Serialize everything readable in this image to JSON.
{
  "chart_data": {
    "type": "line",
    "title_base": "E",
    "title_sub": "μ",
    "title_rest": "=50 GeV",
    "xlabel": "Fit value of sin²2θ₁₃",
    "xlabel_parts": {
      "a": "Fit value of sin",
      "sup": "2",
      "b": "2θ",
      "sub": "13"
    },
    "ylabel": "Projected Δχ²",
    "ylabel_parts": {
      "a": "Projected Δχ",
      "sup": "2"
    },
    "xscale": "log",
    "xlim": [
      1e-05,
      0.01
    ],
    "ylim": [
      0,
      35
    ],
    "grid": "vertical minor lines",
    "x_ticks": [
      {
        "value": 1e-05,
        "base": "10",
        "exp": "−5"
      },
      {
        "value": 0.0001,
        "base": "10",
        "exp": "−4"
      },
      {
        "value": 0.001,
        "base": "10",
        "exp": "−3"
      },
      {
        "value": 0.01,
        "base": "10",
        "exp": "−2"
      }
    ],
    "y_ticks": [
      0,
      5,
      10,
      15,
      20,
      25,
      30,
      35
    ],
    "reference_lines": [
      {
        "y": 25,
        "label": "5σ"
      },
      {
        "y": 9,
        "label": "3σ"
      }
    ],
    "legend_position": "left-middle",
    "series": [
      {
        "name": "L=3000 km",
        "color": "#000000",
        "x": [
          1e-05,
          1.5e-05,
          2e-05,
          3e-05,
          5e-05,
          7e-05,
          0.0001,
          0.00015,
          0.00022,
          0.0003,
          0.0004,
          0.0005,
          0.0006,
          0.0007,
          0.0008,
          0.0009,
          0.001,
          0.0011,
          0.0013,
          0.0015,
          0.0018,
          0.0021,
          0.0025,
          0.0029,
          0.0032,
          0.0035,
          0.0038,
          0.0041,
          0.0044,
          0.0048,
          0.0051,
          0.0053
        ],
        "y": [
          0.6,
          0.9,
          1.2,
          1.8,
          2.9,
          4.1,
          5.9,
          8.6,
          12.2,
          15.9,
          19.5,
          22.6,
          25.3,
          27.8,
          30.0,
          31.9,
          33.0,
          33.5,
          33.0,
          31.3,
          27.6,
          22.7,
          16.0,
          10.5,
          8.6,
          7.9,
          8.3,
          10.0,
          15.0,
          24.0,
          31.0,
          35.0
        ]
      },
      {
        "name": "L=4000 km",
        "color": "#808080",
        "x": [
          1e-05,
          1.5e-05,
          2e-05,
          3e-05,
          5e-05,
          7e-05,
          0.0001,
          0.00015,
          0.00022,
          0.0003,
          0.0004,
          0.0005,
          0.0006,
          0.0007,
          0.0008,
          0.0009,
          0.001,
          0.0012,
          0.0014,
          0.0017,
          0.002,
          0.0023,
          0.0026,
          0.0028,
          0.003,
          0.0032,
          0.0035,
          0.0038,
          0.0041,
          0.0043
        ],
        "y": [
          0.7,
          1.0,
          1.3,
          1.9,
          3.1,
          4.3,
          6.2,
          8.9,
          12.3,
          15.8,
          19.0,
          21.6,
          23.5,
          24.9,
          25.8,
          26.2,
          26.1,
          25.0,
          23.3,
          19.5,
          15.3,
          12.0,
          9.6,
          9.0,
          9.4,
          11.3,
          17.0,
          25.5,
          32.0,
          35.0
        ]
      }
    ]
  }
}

Problem description |
Repeat each of the entries above precisely as given.

Exercise response |
Serialize everything readable in this image to JSON.
{
  "chart_data": {
    "type": "line",
    "title_base": "E",
    "title_sub": "μ",
    "title_rest": "=50 GeV",
    "xlabel": "Fit value of sin²2θ₁₃",
    "xlabel_parts": {
      "a": "Fit value of sin",
      "sup": "2",
      "b": "2θ",
      "sub": "13"
    },
    "ylabel": "Projected Δχ²",
    "ylabel_parts": {
      "a": "Projected Δχ",
      "sup": "2"
    },
    "xscale": "log",
    "xlim": [
      1e-05,
      0.01
    ],
    "ylim": [
      0,
      35
    ],
    "grid": "vertical minor lines",
    "x_ticks": [
      {
        "value": 1e-05,
        "base": "10",
        "exp": "−5"
      },
      {
        "value": 0.0001,
        "base": "10",
        "exp": "−4"
      },
      {
        "value": 0.001,
        "base": "10",
        "exp": "−3"
      },
      {
        "value": 0.01,
        "base": "10",
        "exp": "−2"
      }
    ],
    "y_ticks": [
      0,
      5,
      10,
      15,
      20,
      25,
      30,
      35
    ],
    "reference_lines": [
      {
        "y": 25,
        "label": "5σ"
      },
      {
        "y": 9,
        "label": "3σ"
      }
    ],
    "legend_position": "left-middle",
    "series": [
      {
        "name": "L=3000 km",
        "color": "#000000",
        "x": [
          1e-05,
          1.5e-05,
          2e-05,
          3e-05,
          5e-05,
          7e-05,
          0.0001,
          0.00015,
          0.00022,
          0.0003,
          0.0004,
          0.0005,
          0.0006,
          0.0007,
          0.0008,
          0.0009,
          0.001,
          0.0011,
          0.0013,
          0.0015,
          0.0018,
          0.0021,
          0.0025,
          0.0029,
          0.0032,
          0.0035,
          0.0038,
          0.0041,
          0.0044,
          0.0048,
          0.0051,
          0.0053
        ],
        "y": [
          0.6,
          0.9,
          1.2,
          1.8,
          2.9,
          4.1,
          5.9,
          8.6,
          12.2,
          15.9,
          19.5,
          22.6,
          25.3,
          27.8,
          30.0,
          31.9,
          33.0,
          33.5,
          33.0,
          31.3,
          27.6,
          22.7,
          16.0,
          10.5,
          8.6,
          7.9,
          8.3,
          10.0,
          15.0,
          24.0,
          31.0,
          35.0
        ]
      },
      {
        "name": "L=4000 km",
        "color": "#808080",
        "x": [
          1e-05,
          1.5e-05,
          2e-05,
          3e-05,
          5e-05,
          7e-05,
          0.0001,
          0.00015,
          0.00022,
          0.0003,
          0.0004,
          0.0005,
          0.0006,
          0.0007,
          0.0008,
          0.0009,
          0.001,
          0.0012,
          0.0014,
          0.0017,
          0.002,
          0.0023,
          0.0026,
          0.0028,
          0.003,
          0.0032,
          0.0035,
          0.0038,
          0.0041,
          0.0043
        ],
        "y": [
          0.7,
          1.0,
          1.3,
          1.9,
          3.1,
          4.3,
          6.2,
          8.9,
          12.3,
          15.8,
          19.0,
          21.6,
          23.5,
          24.9,
          25.8,
          26.2,
          26.1,
          25.0,
          23.3,
          19.5,
          15.3,
          12.0,
          9.6,
          9.0,
          9.4,
          11.3,
          17.0,
          25.5,
          32.0,
          35.0
        ]
      }
    ]
  }
}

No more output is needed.